* WORK INSTRUCTIONS *
Write out the listing below exactly, and omit any images you find in it.

--- Start of EXERCISE INPUT ---

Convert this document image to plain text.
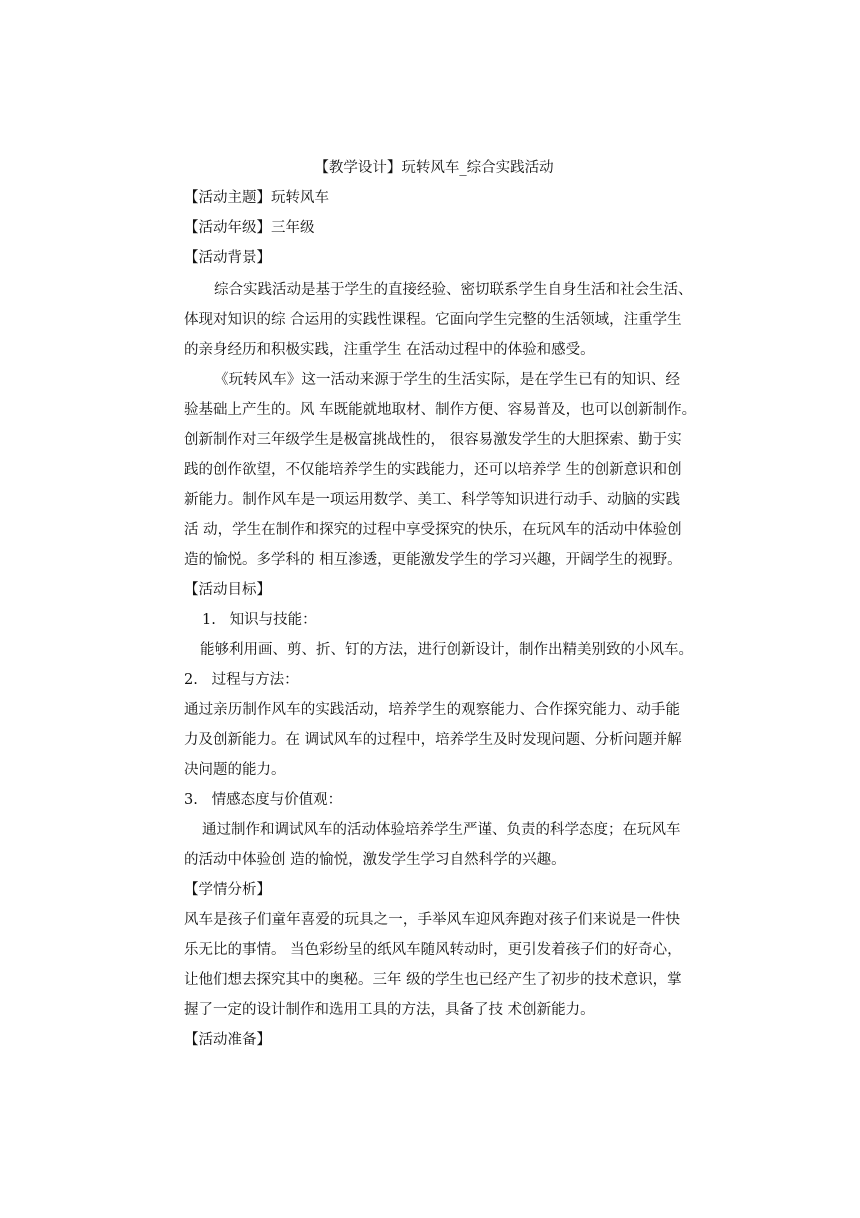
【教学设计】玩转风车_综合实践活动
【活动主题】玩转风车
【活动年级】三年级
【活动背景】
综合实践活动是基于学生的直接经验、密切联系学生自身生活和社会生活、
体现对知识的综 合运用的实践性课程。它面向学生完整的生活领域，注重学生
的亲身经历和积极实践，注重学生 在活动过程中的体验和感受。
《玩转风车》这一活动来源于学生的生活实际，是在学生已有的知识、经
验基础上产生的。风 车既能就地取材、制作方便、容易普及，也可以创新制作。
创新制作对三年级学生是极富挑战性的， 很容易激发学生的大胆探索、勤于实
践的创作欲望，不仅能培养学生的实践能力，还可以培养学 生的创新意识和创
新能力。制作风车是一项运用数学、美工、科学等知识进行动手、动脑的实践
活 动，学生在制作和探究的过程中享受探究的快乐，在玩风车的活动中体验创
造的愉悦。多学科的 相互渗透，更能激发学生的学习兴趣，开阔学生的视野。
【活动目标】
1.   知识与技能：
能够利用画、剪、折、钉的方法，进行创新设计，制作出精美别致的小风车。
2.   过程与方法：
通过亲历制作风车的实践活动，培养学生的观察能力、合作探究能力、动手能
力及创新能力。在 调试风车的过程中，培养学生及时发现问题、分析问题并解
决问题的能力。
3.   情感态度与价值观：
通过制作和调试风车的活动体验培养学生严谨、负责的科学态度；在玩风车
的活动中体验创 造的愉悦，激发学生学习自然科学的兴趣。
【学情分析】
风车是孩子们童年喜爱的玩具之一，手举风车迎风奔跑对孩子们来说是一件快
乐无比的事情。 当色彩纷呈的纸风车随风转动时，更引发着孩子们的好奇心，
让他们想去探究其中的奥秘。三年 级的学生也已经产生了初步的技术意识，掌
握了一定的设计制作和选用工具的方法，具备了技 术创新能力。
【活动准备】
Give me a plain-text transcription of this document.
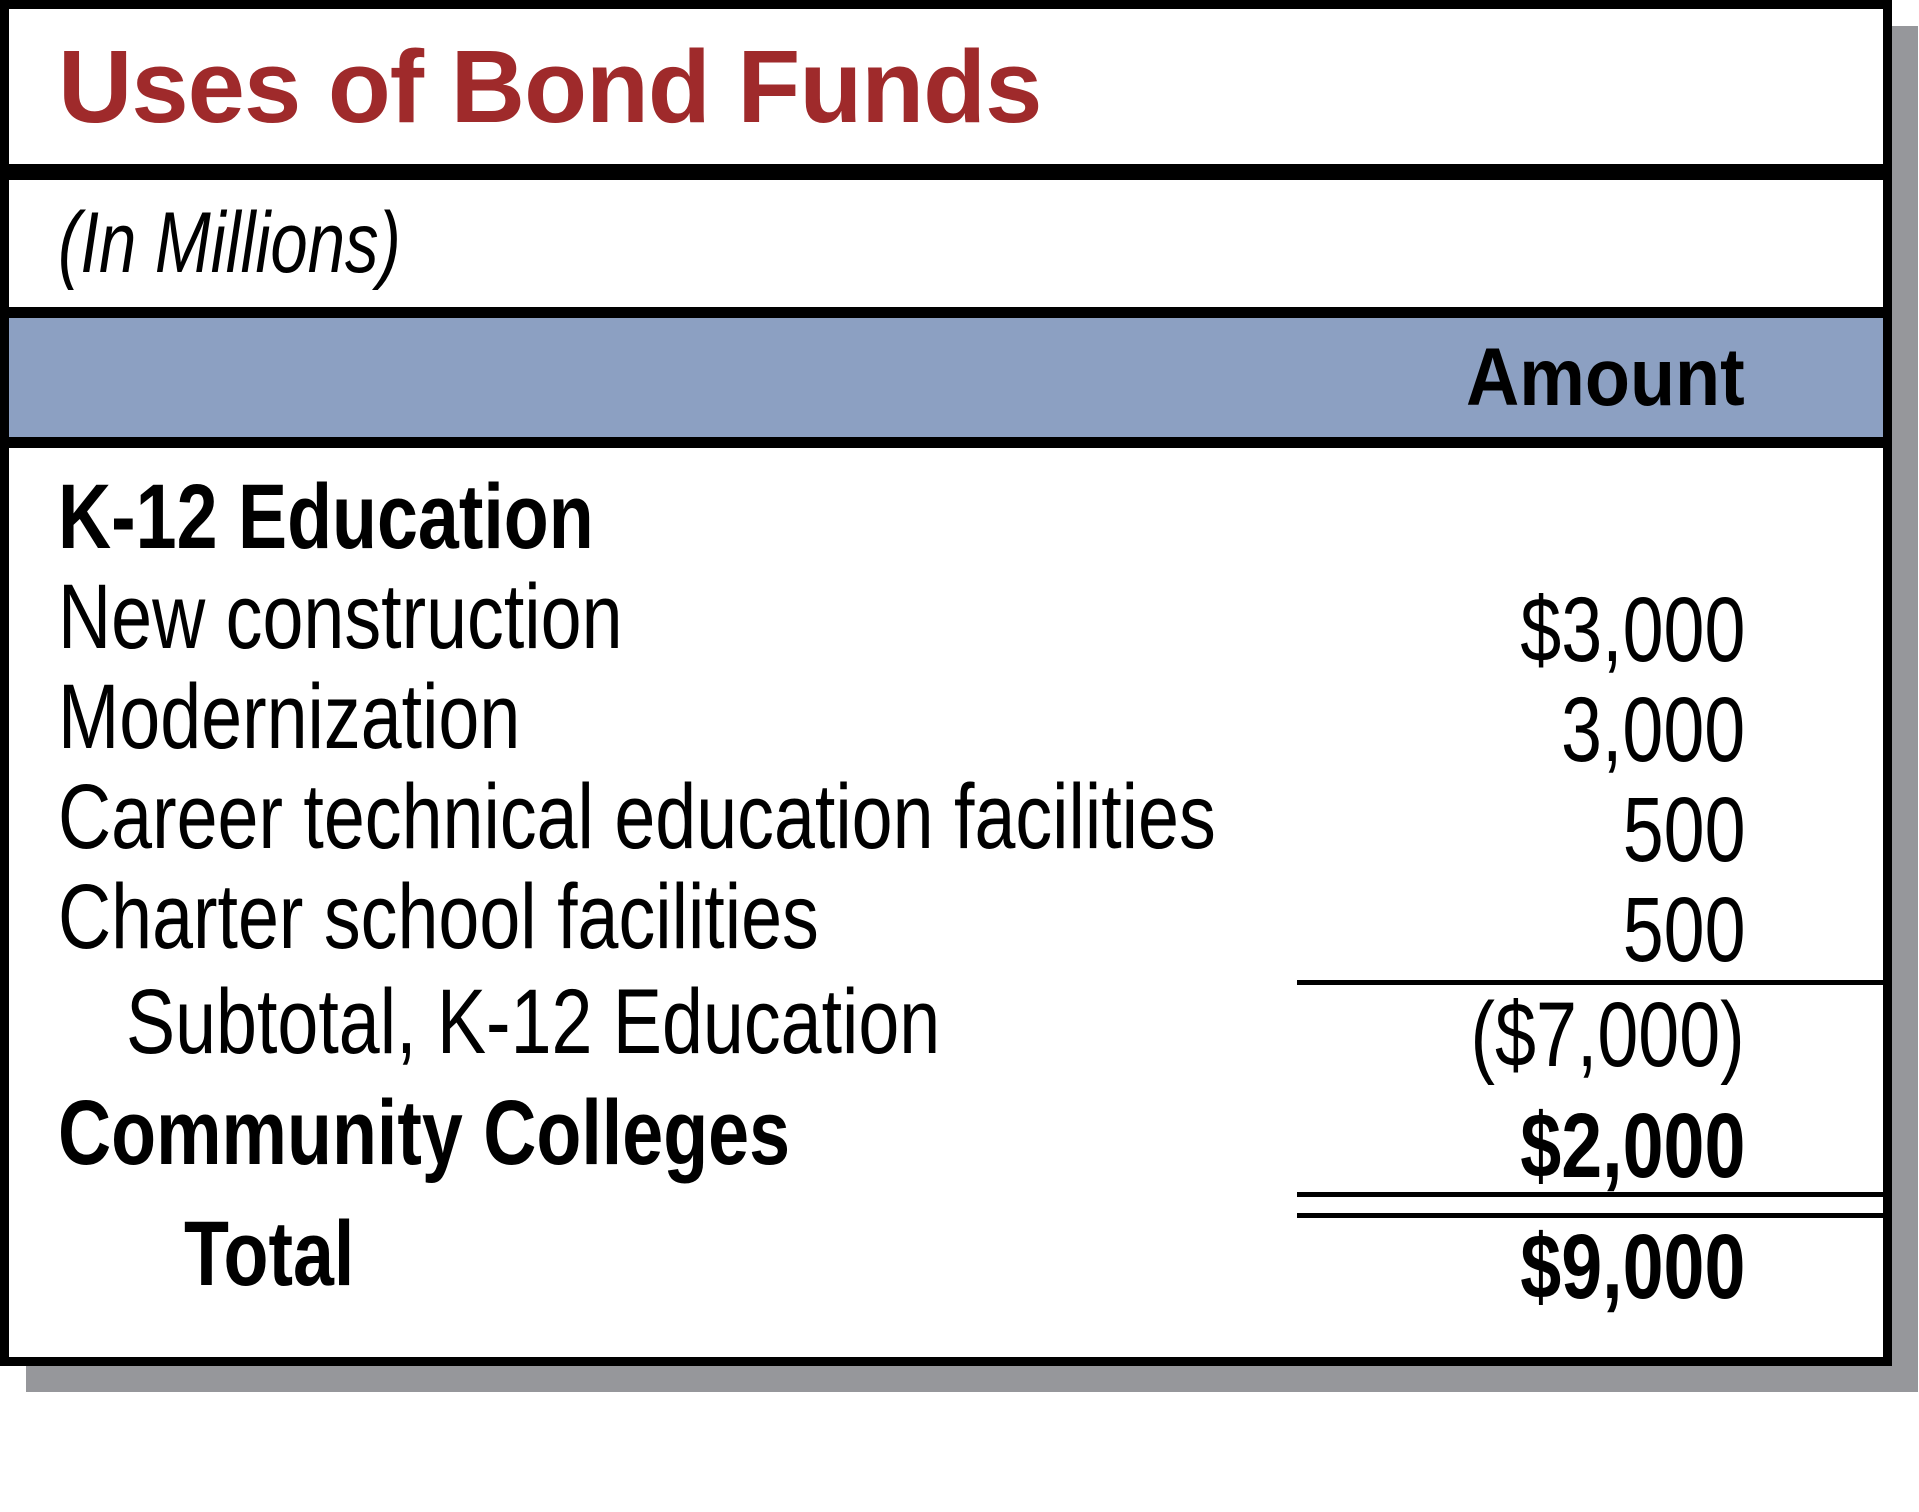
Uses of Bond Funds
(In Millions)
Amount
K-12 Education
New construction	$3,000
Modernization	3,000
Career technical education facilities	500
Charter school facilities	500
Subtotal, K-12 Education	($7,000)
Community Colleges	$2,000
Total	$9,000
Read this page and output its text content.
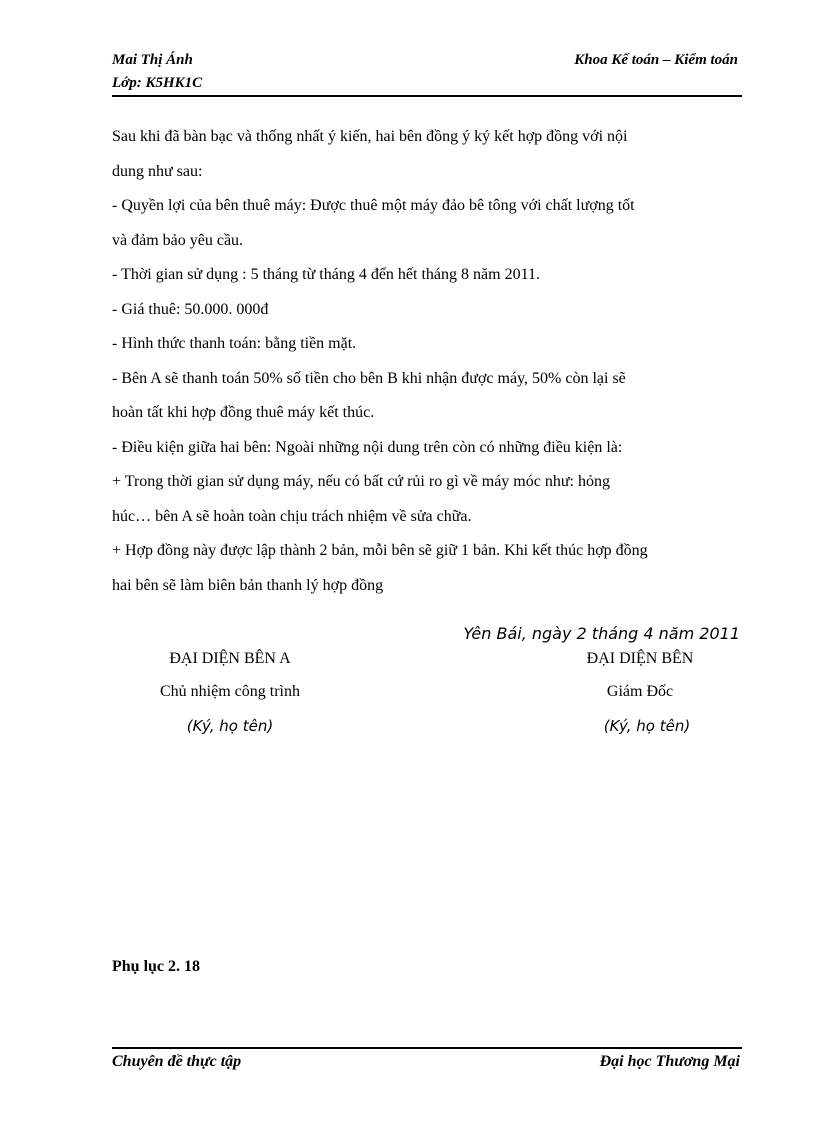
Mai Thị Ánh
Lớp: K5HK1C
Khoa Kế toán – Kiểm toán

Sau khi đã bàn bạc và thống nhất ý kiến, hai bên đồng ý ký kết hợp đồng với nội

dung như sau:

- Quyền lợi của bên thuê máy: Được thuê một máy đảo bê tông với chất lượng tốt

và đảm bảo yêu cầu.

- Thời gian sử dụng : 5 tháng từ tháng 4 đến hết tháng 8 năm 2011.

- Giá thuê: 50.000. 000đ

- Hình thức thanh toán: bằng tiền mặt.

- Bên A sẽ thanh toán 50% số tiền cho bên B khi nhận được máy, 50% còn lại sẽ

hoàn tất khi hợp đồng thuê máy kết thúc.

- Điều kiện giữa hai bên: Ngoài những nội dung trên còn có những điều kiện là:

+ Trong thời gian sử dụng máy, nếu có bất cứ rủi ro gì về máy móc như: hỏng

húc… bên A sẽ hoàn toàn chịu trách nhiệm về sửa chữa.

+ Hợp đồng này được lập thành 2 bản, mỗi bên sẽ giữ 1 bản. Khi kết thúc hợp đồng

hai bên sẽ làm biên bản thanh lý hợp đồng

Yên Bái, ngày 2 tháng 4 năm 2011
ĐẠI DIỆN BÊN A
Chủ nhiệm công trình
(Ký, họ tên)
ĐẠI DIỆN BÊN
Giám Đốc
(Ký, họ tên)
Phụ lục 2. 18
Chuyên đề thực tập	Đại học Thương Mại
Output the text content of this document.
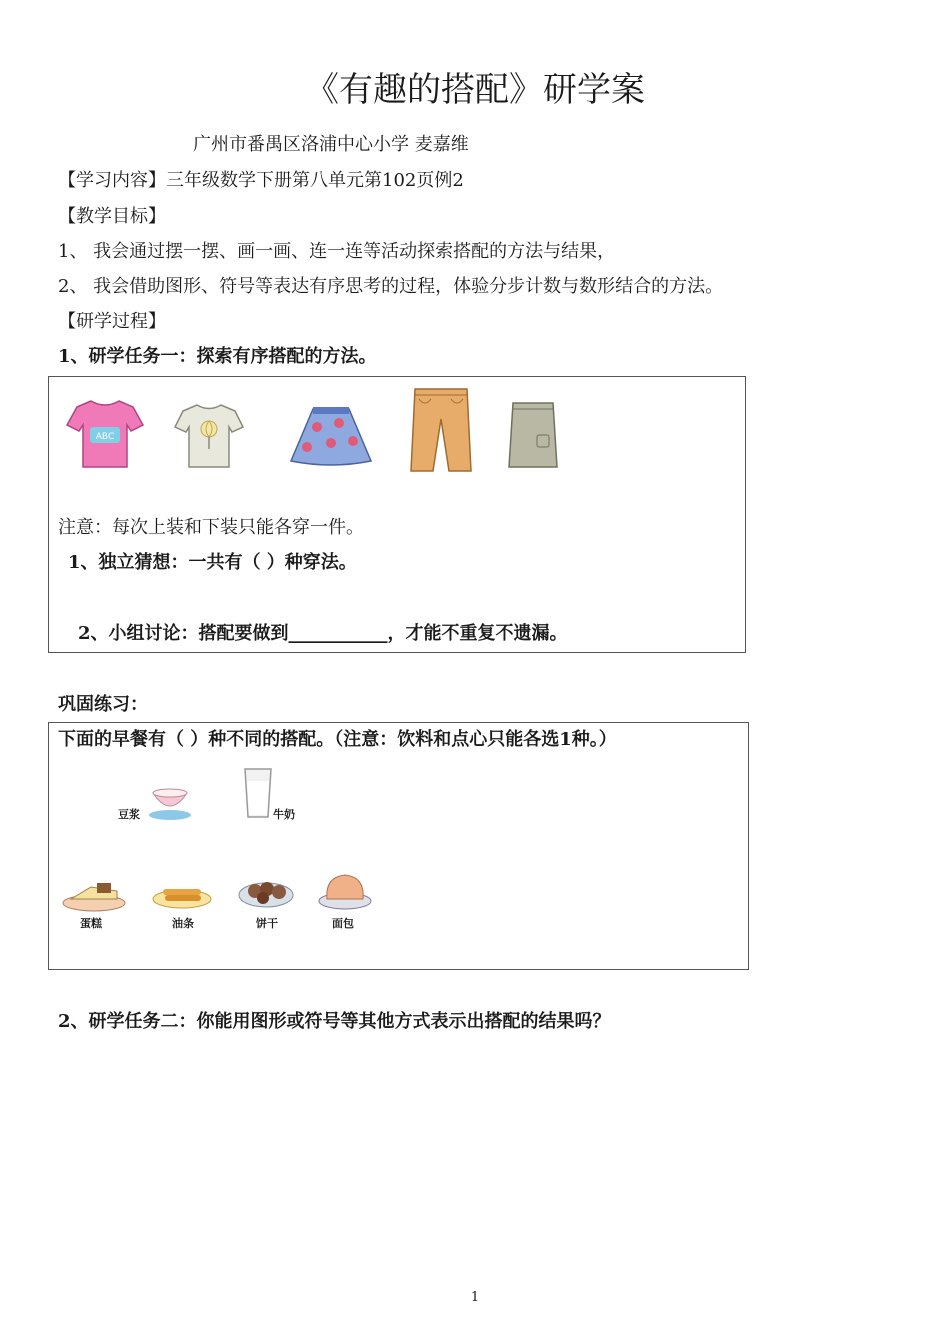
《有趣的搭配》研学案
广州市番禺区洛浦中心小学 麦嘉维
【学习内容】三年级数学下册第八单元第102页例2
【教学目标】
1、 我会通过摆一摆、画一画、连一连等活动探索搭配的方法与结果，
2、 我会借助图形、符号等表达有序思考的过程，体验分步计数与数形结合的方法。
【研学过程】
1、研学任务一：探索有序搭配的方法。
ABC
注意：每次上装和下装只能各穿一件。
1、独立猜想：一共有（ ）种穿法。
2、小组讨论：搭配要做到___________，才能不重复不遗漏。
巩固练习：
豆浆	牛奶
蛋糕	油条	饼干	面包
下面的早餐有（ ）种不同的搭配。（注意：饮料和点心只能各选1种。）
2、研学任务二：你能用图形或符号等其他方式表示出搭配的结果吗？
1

--- End of EXERCISE INPUT ---

* FULL OUTPUT *
Convert this document image to plain text.
【教学设计】玩转风车_综合实践活动
【活动主题】玩转风车
【活动年级】三年级
【活动背景】
综合实践活动是基于学生的直接经验、密切联系学生自身生活和社会生活、
体现对知识的综 合运用的实践性课程。它面向学生完整的生活领域，注重学生
的亲身经历和积极实践，注重学生 在活动过程中的体验和感受。
《玩转风车》这一活动来源于学生的生活实际，是在学生已有的知识、经
验基础上产生的。风 车既能就地取材、制作方便、容易普及，也可以创新制作。
创新制作对三年级学生是极富挑战性的， 很容易激发学生的大胆探索、勤于实
践的创作欲望，不仅能培养学生的实践能力，还可以培养学 生的创新意识和创
新能力。制作风车是一项运用数学、美工、科学等知识进行动手、动脑的实践
活 动，学生在制作和探究的过程中享受探究的快乐，在玩风车的活动中体验创
造的愉悦。多学科的 相互渗透，更能激发学生的学习兴趣，开阔学生的视野。
【活动目标】
1.   知识与技能：
能够利用画、剪、折、钉的方法，进行创新设计，制作出精美别致的小风车。
2.   过程与方法：
通过亲历制作风车的实践活动，培养学生的观察能力、合作探究能力、动手能
力及创新能力。在 调试风车的过程中，培养学生及时发现问题、分析问题并解
决问题的能力。
3.   情感态度与价值观：
通过制作和调试风车的活动体验培养学生严谨、负责的科学态度；在玩风车
的活动中体验创 造的愉悦，激发学生学习自然科学的兴趣。
【学情分析】
风车是孩子们童年喜爱的玩具之一，手举风车迎风奔跑对孩子们来说是一件快
乐无比的事情。 当色彩纷呈的纸风车随风转动时，更引发着孩子们的好奇心，
让他们想去探究其中的奥秘。三年 级的学生也已经产生了初步的技术意识，掌
握了一定的设计制作和选用工具的方法，具备了技 术创新能力。
【活动准备】
Give me a plain-text transcription of this document.
Uses of Bond Funds
(In Millions)
Amount
K-12 Education
New construction	$3,000
Modernization	3,000
Career technical education facilities	500
Charter school facilities	500
Subtotal, K-12 Education	($7,000)
Community Colleges	$2,000
Total	$9,000
Read this page and output its text content.
Mai Thị Ánh
Lớp: K5HK1C
Khoa Kế toán – Kiểm toán

Sau khi đã bàn bạc và thống nhất ý kiến, hai bên đồng ý ký kết hợp đồng với nội

dung như sau:

- Quyền lợi của bên thuê máy: Được thuê một máy đảo bê tông với chất lượng tốt

và đảm bảo yêu cầu.

- Thời gian sử dụng : 5 tháng từ tháng 4 đến hết tháng 8 năm 2011.

- Giá thuê: 50.000. 000đ

- Hình thức thanh toán: bằng tiền mặt.

- Bên A sẽ thanh toán 50% số tiền cho bên B khi nhận được máy, 50% còn lại sẽ

hoàn tất khi hợp đồng thuê máy kết thúc.

- Điều kiện giữa hai bên: Ngoài những nội dung trên còn có những điều kiện là:

+ Trong thời gian sử dụng máy, nếu có bất cứ rủi ro gì về máy móc như: hỏng

húc… bên A sẽ hoàn toàn chịu trách nhiệm về sửa chữa.

+ Hợp đồng này được lập thành 2 bản, mỗi bên sẽ giữ 1 bản. Khi kết thúc hợp đồng

hai bên sẽ làm biên bản thanh lý hợp đồng

Yên Bái, ngày 2 tháng 4 năm 2011
ĐẠI DIỆN BÊN A
Chủ nhiệm công trình
(Ký, họ tên)
ĐẠI DIỆN BÊN
Giám Đốc
(Ký, họ tên)
Phụ lục 2. 18
Chuyên đề thực tập	Đại học Thương Mại
Output the text content of this document.
《有趣的搭配》研学案
广州市番禺区洛浦中心小学 麦嘉维
【学习内容】三年级数学下册第八单元第102页例2
【教学目标】
1、 我会通过摆一摆、画一画、连一连等活动探索搭配的方法与结果，
2、 我会借助图形、符号等表达有序思考的过程，体验分步计数与数形结合的方法。
【研学过程】
1、研学任务一：探索有序搭配的方法。
ABC
注意：每次上装和下装只能各穿一件。
1、独立猜想：一共有（ ）种穿法。
2、小组讨论：搭配要做到___________，才能不重复不遗漏。
巩固练习：
豆浆	牛奶
蛋糕	油条	饼干	面包
下面的早餐有（ ）种不同的搭配。（注意：饮料和点心只能各选1种。）
2、研学任务二：你能用图形或符号等其他方式表示出搭配的结果吗？
1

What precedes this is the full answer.